Short task => Copy every line of the entries below word for word, leaving out the pictures.

Lines of data

----

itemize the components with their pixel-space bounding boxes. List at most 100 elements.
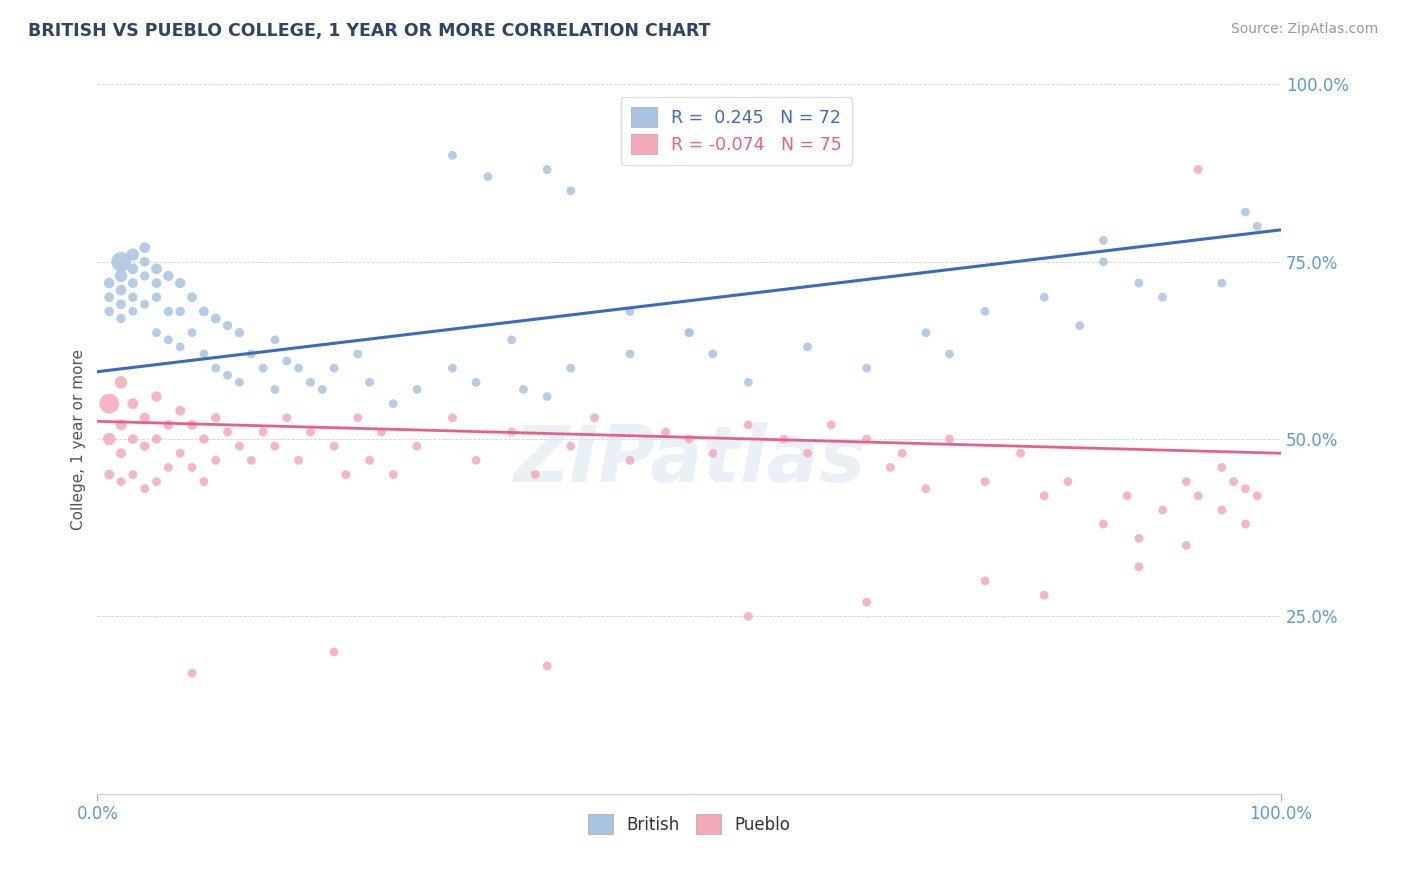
Point [619,347,641,361]
Point [110,376,132,390]
Point [406,383,429,397]
Point [1092,517,1115,532]
Point [299,425,322,439]
Point [287,453,309,467]
Point [1128,276,1150,290]
Point [974,574,997,588]
Point [335,467,357,482]
Point [1033,489,1056,503]
Point [938,347,960,361]
Point [145,390,167,404]
Point [169,304,191,318]
Point [228,326,250,340]
Point [619,453,641,467]
Point [938,432,960,446]
Point [228,376,250,390]
Text: Source: ZipAtlas.com: Source: ZipAtlas.com [1230,22,1378,37]
Point [915,326,938,340]
Point [359,453,381,467]
Point [121,276,143,290]
Point [382,467,405,482]
Point [441,361,464,376]
Point [974,304,997,318]
Point [441,410,464,425]
Point [465,376,488,390]
Point [169,276,191,290]
Point [134,297,156,311]
Point [121,432,143,446]
Point [145,261,167,276]
Point [1128,532,1150,546]
Point [346,410,368,425]
Legend: R =  0.245   N = 72, R = -0.074   N = 75: R = 0.245 N = 72, R = -0.074 N = 75 [620,96,852,164]
Point [737,376,759,390]
Point [145,276,167,290]
Point [1128,559,1150,574]
Point [157,268,180,283]
Point [1211,460,1233,475]
Point [346,347,368,361]
Point [110,446,132,460]
Point [1152,503,1174,517]
Point [157,333,180,347]
Point [264,439,287,453]
Point [311,383,333,397]
Point [240,453,263,467]
Point [193,304,215,318]
Point [98,304,121,318]
Point [1246,489,1268,503]
Point [121,467,143,482]
Point [157,417,180,432]
Point [134,241,156,255]
Point [512,383,534,397]
Point [1175,538,1198,552]
Point [560,439,582,453]
Point [974,475,997,489]
Point [536,659,558,673]
Point [583,410,606,425]
Point [276,410,298,425]
Point [157,460,180,475]
Point [276,354,298,368]
Point [145,432,167,446]
Point [181,417,204,432]
Point [121,261,143,276]
Point [110,254,132,268]
Point [287,361,309,376]
Point [204,453,226,467]
Point [145,326,167,340]
Point [1092,234,1115,248]
Point [110,475,132,489]
Point [796,446,818,460]
Point [193,475,215,489]
Point [772,432,794,446]
Point [1211,503,1233,517]
Point [891,446,914,460]
Point [110,268,132,283]
Point [879,460,901,475]
Text: ZIPatlas: ZIPatlas [513,422,865,499]
Point [169,403,191,417]
Point [110,297,132,311]
Point [181,326,204,340]
Point [915,482,938,496]
Point [323,361,346,376]
Point [323,439,346,453]
Y-axis label: College, 1 year or more: College, 1 year or more [72,349,86,530]
Point [264,333,287,347]
Point [619,304,641,318]
Point [855,432,877,446]
Point [1152,290,1174,304]
Point [264,383,287,397]
Point [217,368,239,383]
Point [1246,219,1268,234]
Point [441,148,464,162]
Point [1234,205,1257,219]
Point [299,376,322,390]
Point [134,439,156,453]
Point [1175,475,1198,489]
Point [193,347,215,361]
Point [169,340,191,354]
Point [181,460,204,475]
Point [204,311,226,326]
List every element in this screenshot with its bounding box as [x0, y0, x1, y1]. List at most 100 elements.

----

Written response =>
itemize the components with their pixel-space bounding boxes. List at most 100 elements.
Point [619,347,641,361]
Point [110,376,132,390]
Point [406,383,429,397]
Point [1092,517,1115,532]
Point [299,425,322,439]
Point [287,453,309,467]
Point [1128,276,1150,290]
Point [974,574,997,588]
Point [335,467,357,482]
Point [1033,489,1056,503]
Point [938,347,960,361]
Point [145,390,167,404]
Point [169,304,191,318]
Point [228,326,250,340]
Point [619,453,641,467]
Point [938,432,960,446]
Point [228,376,250,390]
Text: Source: ZipAtlas.com: Source: ZipAtlas.com [1230,22,1378,37]
Point [915,326,938,340]
Point [359,453,381,467]
Point [121,276,143,290]
Point [382,467,405,482]
Point [441,361,464,376]
Point [974,304,997,318]
Point [441,410,464,425]
Point [465,376,488,390]
Point [169,276,191,290]
Point [134,297,156,311]
Point [121,432,143,446]
Point [145,261,167,276]
Point [1128,532,1150,546]
Point [346,410,368,425]
Legend: R =  0.245   N = 72, R = -0.074   N = 75: R = 0.245 N = 72, R = -0.074 N = 75 [620,96,852,164]
Point [737,376,759,390]
Point [145,276,167,290]
Point [1128,559,1150,574]
Point [157,268,180,283]
Point [1211,460,1233,475]
Point [346,347,368,361]
Point [110,446,132,460]
Point [1152,503,1174,517]
Point [157,333,180,347]
Point [264,439,287,453]
Point [311,383,333,397]
Point [240,453,263,467]
Point [193,304,215,318]
Point [98,304,121,318]
Point [1246,489,1268,503]
Point [121,467,143,482]
Point [157,417,180,432]
Point [134,241,156,255]
Point [512,383,534,397]
Point [1175,538,1198,552]
Point [560,439,582,453]
Point [974,475,997,489]
Point [536,659,558,673]
Point [583,410,606,425]
Point [276,410,298,425]
Point [157,460,180,475]
Point [276,354,298,368]
Point [145,432,167,446]
Point [181,417,204,432]
Point [121,261,143,276]
Point [110,254,132,268]
Point [287,361,309,376]
Point [204,453,226,467]
Point [145,326,167,340]
Point [1092,234,1115,248]
Point [110,475,132,489]
Point [796,446,818,460]
Point [193,475,215,489]
Point [772,432,794,446]
Point [1211,503,1233,517]
Point [891,446,914,460]
Point [110,268,132,283]
Point [879,460,901,475]
Text: ZIPatlas: ZIPatlas [513,422,865,499]
Point [169,403,191,417]
Point [110,297,132,311]
Point [181,326,204,340]
Point [915,482,938,496]
Point [323,361,346,376]
Point [323,439,346,453]
Y-axis label: College, 1 year or more: College, 1 year or more [72,349,86,530]
Point [264,333,287,347]
Point [619,304,641,318]
Point [855,432,877,446]
Point [1152,290,1174,304]
Point [264,383,287,397]
Point [217,368,239,383]
Point [1246,219,1268,234]
Point [441,148,464,162]
Point [1234,205,1257,219]
Point [299,376,322,390]
Point [134,439,156,453]
Point [1175,475,1198,489]
Point [193,347,215,361]
Point [169,340,191,354]
Point [181,460,204,475]
Point [204,311,226,326]
List every element in this screenshot with its bounding box as [x0, y0, x1, y1]. List at most 100 elements.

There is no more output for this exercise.